RECORDS FOR PROCESSING:
———

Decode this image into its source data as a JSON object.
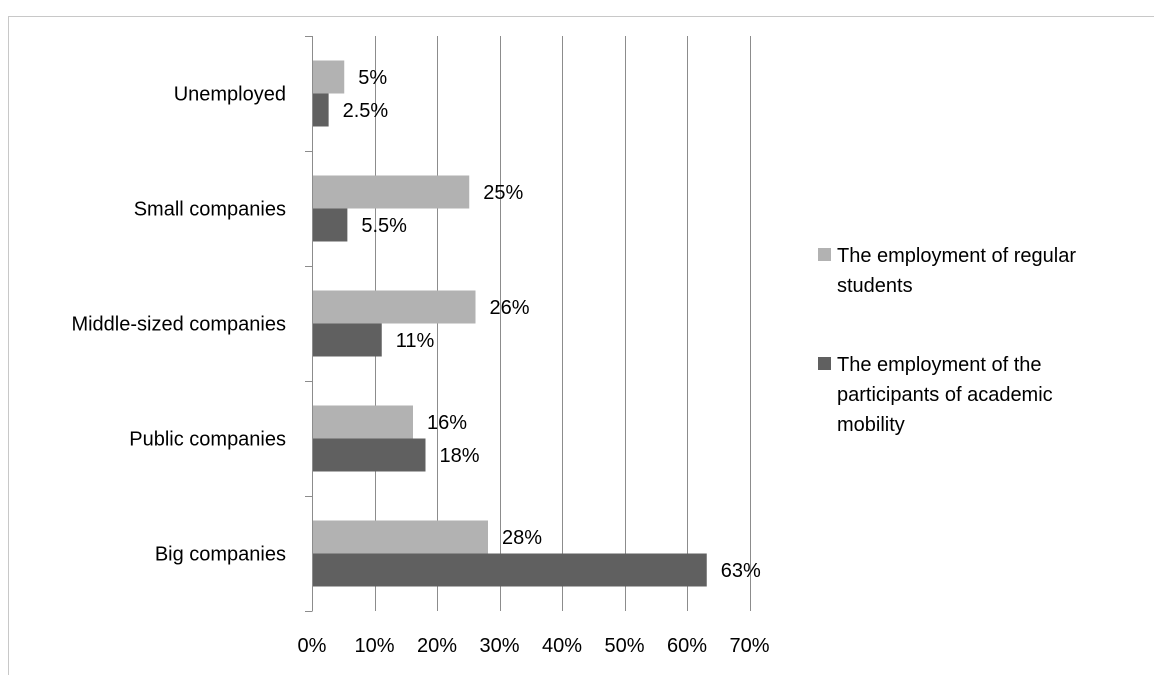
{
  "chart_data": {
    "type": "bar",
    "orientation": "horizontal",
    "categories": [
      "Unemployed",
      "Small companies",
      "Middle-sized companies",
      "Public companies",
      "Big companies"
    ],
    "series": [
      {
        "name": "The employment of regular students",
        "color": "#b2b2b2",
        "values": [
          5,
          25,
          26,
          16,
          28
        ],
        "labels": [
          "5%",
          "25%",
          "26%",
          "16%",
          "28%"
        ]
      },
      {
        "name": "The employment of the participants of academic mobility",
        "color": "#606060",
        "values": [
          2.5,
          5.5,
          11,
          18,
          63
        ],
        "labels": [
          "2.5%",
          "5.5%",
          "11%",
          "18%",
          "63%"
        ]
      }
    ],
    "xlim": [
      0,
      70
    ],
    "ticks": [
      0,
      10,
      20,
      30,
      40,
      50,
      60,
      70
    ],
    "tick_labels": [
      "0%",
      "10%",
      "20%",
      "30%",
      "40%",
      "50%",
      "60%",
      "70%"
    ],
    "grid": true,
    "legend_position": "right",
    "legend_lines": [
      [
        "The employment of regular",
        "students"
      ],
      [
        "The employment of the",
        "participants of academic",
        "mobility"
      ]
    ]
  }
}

———

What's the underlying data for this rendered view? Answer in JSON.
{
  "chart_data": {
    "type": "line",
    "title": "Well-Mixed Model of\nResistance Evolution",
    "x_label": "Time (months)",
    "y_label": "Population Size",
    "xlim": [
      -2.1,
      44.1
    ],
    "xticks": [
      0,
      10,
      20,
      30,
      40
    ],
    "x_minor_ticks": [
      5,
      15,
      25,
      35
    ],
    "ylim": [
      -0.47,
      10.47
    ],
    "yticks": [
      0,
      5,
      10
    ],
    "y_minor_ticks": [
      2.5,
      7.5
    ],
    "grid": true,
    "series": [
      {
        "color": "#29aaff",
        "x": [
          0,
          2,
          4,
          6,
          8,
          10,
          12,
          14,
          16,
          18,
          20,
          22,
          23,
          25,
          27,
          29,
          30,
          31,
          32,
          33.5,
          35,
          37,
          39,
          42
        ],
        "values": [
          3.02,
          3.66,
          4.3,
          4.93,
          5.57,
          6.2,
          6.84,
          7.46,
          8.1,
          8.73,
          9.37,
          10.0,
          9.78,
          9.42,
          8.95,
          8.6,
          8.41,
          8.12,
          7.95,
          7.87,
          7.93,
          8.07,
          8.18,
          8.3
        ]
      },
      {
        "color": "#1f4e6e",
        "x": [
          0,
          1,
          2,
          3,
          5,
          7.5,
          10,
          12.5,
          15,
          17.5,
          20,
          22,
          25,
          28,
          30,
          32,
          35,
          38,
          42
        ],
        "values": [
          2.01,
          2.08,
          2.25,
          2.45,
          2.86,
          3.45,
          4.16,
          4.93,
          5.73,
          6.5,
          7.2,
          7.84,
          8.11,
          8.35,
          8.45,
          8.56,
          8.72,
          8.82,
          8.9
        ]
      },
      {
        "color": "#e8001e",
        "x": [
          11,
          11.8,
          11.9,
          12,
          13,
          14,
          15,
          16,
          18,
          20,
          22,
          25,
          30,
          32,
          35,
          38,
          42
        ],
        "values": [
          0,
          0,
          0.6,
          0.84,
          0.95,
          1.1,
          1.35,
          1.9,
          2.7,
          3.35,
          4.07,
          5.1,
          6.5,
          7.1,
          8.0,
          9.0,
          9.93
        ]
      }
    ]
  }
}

———

WHAT THE TASK REQUIRES:
In the entries above, some lines may contain the string "name"; report how many, without additional comment.

FINISHED ANSWER:
2